Challenge:
Pick out the lines below with "Core" and list them.

Raw data:
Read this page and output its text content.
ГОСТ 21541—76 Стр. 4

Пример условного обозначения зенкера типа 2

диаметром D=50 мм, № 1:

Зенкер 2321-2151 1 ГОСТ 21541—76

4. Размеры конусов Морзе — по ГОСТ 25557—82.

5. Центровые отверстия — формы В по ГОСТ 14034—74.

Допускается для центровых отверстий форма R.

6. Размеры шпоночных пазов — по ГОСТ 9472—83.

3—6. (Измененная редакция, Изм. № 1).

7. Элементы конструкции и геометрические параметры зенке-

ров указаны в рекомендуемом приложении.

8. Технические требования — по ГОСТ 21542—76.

--

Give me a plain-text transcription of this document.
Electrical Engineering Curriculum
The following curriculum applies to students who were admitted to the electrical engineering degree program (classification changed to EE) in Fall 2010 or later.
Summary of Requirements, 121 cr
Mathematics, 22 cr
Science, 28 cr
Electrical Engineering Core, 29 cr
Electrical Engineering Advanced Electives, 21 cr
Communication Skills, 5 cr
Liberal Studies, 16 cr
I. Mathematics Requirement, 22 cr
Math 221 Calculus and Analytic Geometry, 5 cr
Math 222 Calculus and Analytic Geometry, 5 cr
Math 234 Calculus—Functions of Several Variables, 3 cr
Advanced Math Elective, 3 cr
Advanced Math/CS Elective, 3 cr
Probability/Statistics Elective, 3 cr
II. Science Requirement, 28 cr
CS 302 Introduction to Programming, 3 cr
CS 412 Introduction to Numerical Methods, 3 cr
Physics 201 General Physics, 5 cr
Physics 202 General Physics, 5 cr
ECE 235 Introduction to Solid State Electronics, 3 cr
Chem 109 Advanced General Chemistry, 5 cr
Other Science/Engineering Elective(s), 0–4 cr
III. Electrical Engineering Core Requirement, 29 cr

--

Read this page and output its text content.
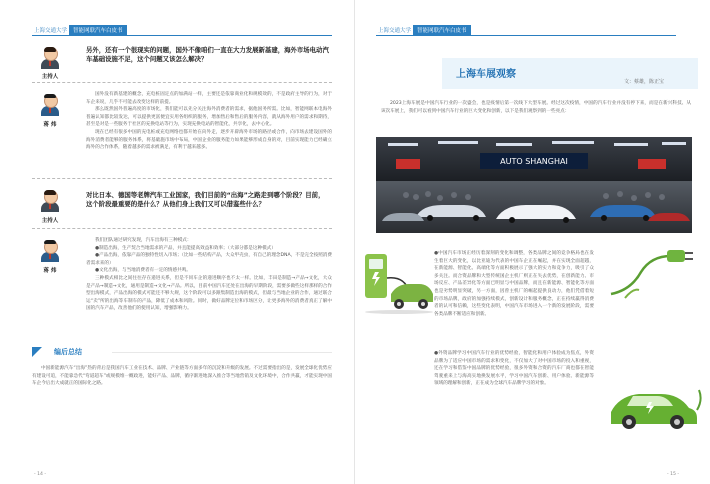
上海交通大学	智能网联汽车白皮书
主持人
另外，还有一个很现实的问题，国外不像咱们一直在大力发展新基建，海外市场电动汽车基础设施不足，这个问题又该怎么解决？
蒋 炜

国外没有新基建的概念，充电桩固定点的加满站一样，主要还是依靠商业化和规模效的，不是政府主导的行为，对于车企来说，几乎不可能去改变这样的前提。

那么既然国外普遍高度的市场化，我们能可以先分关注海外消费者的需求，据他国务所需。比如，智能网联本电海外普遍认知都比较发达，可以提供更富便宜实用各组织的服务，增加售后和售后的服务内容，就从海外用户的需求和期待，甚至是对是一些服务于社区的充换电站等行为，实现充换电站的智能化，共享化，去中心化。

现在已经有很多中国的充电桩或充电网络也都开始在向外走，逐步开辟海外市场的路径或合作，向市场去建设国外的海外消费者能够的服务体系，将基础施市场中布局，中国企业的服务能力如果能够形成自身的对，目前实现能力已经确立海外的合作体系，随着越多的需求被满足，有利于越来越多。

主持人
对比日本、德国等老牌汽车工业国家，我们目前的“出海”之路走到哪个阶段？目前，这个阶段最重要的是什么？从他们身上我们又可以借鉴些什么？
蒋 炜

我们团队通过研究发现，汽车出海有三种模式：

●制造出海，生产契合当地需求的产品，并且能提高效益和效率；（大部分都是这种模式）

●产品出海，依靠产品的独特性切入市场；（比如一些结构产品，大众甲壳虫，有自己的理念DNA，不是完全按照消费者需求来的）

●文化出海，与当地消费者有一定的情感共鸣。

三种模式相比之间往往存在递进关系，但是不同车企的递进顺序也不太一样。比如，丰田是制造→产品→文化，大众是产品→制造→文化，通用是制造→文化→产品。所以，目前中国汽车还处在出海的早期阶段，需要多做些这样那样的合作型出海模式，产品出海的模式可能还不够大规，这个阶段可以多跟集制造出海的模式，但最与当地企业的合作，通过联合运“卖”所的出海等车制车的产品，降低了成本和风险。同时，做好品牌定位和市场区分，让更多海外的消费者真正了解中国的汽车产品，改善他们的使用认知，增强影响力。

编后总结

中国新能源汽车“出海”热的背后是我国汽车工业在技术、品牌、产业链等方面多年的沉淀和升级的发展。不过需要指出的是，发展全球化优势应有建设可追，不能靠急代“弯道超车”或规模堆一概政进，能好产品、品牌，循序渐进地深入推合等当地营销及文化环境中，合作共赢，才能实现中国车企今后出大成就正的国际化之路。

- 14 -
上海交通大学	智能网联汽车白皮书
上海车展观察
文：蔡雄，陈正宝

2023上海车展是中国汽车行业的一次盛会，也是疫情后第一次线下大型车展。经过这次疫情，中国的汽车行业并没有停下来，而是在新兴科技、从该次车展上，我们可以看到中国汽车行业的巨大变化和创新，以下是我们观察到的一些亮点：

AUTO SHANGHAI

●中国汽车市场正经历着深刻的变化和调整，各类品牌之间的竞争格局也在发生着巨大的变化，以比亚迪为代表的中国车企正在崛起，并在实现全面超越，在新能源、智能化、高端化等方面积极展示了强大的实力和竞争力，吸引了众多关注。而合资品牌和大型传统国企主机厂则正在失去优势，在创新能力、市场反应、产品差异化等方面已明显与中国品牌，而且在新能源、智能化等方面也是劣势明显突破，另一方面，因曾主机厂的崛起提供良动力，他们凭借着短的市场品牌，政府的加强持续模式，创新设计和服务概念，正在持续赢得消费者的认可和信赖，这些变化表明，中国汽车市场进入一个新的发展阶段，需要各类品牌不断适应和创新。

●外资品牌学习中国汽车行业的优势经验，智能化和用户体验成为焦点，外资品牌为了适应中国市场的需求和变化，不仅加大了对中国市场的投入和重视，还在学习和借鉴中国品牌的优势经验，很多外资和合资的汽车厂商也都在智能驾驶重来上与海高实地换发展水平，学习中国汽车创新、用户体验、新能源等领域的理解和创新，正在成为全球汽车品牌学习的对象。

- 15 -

Correct result:
Electrical Engineering Core, 29 cr
III. Electrical Engineering Core Requirement, 29 cr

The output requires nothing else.